**Directions:**
Go through the records and copy each line where the word "области" occurs.

Data excerpts
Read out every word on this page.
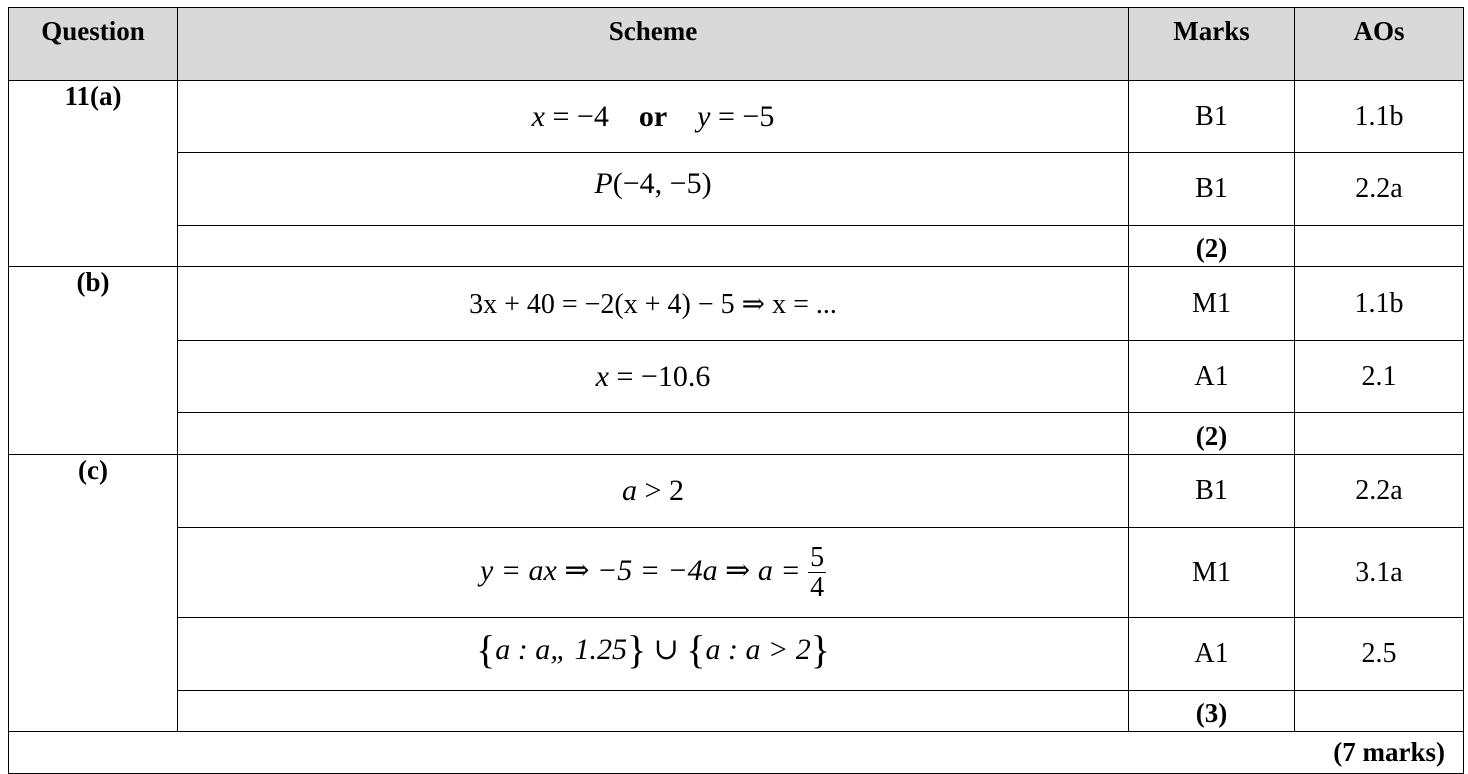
Question	Scheme	Marks	AOs
11(a)	x = −4 or y = −5	B1	1.1b
	P(−4, −5)	B1	2.2a
		(2)	
(b)	3x + 40 = −2(x + 4) − 5 ⇒ x = ...	M1	1.1b
	x = −10.6	A1	2.1
		(2)	
(c)	a > 2	B1	2.2a
	y = ax ⇒ −5 = −4a ⇒ $a = \frac{5}{4}$	M1	3.1a
	{a : a„ 1.25} ∪ {a : a > 2}	A1	2.5
		(3)	
(7 marks)			
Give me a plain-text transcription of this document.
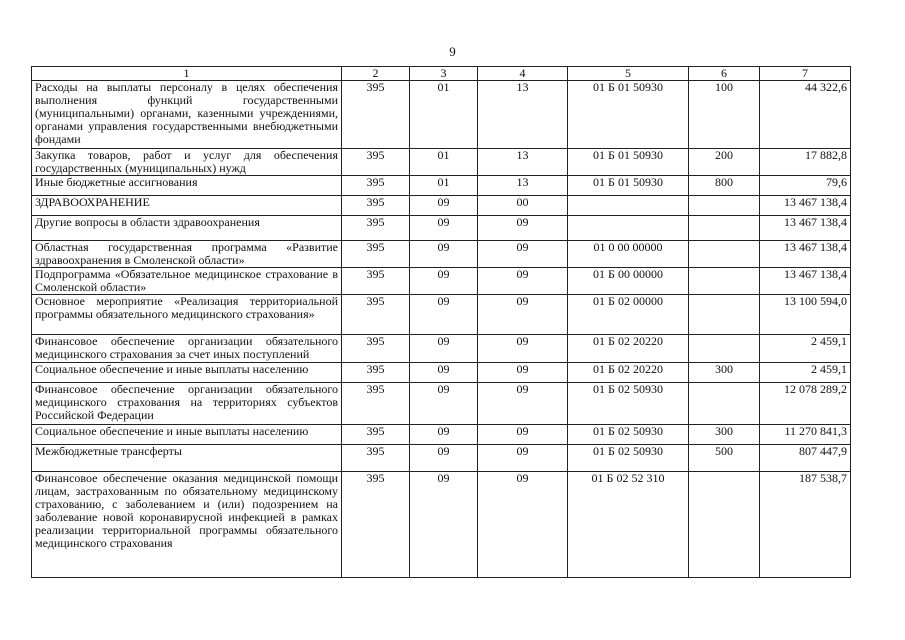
9
1	2	3	4	5	6	7
Расходы на выплаты персоналу в целях обеспечения выполнения функций государственными (муниципальными) органами, казенными учреждениями, органами управления государственными внебюджетными фондами	395	01	13	01 Б 01 50930	100	44 322,6
Закупка товаров, работ и услуг для обеспечения государственных (муниципальных) нужд	395	01	13	01 Б 01 50930	200	17 882,8
Иные бюджетные ассигнования	395	01	13	01 Б 01 50930	800	79,6
ЗДРАВООХРАНЕНИЕ	395	09	00			13 467 138,4
Другие вопросы в области здравоохранения	395	09	09			13 467 138,4
Областная государственная программа «Развитие здравоохранения в Смоленской области»	395	09	09	01 0 00 00000		13 467 138,4
Подпрограмма «Обязательное медицинское страхование в Смоленской области»	395	09	09	01 Б 00 00000		13 467 138,4
Основное мероприятие «Реализация территориальной программы обязательного медицинского страхования»	395	09	09	01 Б 02 00000		13 100 594,0
Финансовое обеспечение организации обязательного медицинского страхования за счет иных поступлений	395	09	09	01 Б 02 20220		2 459,1
Социальное обеспечение и иные выплаты населению	395	09	09	01 Б 02 20220	300	2 459,1
Финансовое обеспечение организации обязательного медицинского страхования на территориях субъектов Российской Федерации	395	09	09	01 Б 02 50930		12 078 289,2
Социальное обеспечение и иные выплаты населению	395	09	09	01 Б 02 50930	300	11 270 841,3
Межбюджетные трансферты	395	09	09	01 Б 02 50930	500	807 447,9
Финансовое обеспечение оказания медицинской помощи лицам, застрахованным по обязательному медицинскому страхованию, с заболеванием и (или) подозрением на заболевание новой коронавирусной инфекцией в рамках реализации территориальной программы обязательного медицинского страхования	395	09	09	01 Б 02 52 310		187 538,7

**Exercise answer:**
Другие вопросы в области здравоохранения	395	09	09			13 467 138,4
Областная государственная программа «Развитие здравоохранения в Смоленской области»	395	09	09	01 0 00 00000		13 467 138,4
Подпрограмма «Обязательное медицинское страхование в Смоленской области»	395	09	09	01 Б 00 00000		13 467 138,4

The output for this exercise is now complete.